* _PROMPT_
Where does the string "from" appear? Copy every line of the entries below that holds it.

[Begin RECORDS SHOWN]

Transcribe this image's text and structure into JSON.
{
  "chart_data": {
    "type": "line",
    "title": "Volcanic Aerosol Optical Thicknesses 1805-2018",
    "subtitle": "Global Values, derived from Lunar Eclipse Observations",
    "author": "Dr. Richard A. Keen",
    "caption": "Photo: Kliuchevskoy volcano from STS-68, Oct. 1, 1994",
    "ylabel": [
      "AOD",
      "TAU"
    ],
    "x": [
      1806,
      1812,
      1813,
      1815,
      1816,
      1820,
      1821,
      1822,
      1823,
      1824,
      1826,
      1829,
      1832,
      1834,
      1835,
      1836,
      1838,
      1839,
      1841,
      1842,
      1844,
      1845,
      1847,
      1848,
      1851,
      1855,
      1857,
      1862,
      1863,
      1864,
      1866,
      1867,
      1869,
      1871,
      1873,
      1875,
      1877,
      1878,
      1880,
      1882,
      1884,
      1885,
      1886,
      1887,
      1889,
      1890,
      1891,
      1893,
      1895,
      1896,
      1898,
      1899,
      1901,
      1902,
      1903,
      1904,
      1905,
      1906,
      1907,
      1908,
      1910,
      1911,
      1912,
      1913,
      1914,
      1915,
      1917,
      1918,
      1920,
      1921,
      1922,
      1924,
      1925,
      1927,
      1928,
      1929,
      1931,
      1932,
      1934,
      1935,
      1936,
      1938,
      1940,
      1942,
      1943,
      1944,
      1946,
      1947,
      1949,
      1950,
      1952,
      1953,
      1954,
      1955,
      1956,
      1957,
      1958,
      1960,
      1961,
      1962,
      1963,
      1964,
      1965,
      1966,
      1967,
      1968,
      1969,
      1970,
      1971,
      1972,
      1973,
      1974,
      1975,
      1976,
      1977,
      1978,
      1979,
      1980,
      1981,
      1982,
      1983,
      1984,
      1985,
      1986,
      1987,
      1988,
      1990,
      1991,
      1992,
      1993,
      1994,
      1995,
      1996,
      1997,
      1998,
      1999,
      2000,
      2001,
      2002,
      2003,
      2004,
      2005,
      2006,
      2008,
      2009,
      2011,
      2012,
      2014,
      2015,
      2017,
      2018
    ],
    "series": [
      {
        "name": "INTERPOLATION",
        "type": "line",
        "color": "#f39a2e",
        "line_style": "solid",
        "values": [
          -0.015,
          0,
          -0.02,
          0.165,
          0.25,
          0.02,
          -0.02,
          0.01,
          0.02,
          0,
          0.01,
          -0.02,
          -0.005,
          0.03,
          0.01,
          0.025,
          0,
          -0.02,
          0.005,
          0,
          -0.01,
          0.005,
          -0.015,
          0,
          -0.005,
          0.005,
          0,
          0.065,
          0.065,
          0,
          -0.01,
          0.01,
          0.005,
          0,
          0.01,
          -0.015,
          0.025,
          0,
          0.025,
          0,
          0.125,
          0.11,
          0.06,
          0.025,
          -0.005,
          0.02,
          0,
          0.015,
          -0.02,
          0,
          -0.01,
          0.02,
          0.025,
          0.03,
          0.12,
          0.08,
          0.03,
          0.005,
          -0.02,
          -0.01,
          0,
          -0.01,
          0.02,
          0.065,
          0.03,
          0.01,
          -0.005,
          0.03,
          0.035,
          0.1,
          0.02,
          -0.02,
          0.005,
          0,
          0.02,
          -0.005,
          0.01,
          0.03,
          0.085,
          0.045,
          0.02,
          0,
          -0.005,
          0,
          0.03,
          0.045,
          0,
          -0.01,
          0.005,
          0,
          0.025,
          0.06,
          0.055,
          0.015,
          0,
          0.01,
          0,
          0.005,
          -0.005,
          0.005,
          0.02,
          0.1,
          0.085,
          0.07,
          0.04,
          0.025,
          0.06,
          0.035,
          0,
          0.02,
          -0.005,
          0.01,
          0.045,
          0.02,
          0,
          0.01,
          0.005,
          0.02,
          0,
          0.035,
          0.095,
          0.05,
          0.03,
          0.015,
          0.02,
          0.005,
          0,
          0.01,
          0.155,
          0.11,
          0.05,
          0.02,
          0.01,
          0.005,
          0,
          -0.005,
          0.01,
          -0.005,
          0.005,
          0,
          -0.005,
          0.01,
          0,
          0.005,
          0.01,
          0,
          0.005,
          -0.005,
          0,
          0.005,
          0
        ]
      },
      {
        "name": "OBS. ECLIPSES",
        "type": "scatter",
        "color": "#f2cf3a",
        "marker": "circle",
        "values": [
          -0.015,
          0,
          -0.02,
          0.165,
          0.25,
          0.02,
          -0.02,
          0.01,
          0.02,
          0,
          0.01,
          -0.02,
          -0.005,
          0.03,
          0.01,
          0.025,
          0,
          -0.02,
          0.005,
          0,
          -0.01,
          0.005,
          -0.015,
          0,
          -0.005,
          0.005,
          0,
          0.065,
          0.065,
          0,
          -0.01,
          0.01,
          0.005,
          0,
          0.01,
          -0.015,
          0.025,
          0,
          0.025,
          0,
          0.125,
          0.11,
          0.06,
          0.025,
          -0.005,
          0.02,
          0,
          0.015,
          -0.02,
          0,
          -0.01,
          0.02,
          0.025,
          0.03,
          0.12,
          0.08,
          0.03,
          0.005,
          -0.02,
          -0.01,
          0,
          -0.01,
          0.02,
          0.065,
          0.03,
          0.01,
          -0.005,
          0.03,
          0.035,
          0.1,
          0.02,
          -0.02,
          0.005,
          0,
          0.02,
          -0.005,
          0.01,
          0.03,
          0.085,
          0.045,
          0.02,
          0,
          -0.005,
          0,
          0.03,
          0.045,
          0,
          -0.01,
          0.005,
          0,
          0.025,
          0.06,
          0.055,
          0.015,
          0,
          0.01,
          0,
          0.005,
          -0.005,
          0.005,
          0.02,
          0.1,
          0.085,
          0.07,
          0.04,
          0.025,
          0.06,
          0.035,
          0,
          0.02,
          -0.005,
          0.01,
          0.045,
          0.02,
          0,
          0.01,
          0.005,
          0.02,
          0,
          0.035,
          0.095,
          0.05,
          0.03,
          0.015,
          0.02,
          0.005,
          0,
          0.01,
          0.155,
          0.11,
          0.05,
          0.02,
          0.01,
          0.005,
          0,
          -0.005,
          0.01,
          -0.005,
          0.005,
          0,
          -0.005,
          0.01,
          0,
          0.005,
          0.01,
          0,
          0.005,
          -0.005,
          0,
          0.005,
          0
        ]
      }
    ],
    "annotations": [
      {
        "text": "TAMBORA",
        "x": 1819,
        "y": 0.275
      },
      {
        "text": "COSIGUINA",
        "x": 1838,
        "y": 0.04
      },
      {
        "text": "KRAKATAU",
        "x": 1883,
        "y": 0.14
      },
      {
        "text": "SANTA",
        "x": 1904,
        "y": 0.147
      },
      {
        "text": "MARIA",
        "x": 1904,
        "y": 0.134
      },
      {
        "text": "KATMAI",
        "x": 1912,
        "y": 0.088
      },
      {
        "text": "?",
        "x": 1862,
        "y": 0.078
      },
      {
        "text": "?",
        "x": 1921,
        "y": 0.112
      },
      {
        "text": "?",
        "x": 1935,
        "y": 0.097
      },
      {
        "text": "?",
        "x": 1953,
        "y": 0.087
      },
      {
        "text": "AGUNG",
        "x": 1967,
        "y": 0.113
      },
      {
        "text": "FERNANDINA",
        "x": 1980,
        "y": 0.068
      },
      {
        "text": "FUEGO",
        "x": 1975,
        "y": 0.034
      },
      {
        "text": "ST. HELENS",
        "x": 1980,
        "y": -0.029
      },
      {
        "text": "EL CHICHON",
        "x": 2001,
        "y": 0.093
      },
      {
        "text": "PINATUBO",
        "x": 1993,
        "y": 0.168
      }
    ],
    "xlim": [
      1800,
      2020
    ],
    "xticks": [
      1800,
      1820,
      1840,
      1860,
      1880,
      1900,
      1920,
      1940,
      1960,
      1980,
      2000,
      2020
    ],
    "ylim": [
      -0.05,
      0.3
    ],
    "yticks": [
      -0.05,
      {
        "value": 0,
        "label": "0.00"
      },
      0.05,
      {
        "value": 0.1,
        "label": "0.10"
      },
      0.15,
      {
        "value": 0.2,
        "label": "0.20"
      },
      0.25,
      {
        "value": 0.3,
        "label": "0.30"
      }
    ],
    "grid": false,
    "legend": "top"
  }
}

[End RECORDS SHOWN]

* _EXERCISE RESPONSE_
    "subtitle": "Global Values, derived from Lunar Eclipse Observations",
    "caption": "Photo: Kliuchevskoy volcano from STS-68, Oct. 1, 1994",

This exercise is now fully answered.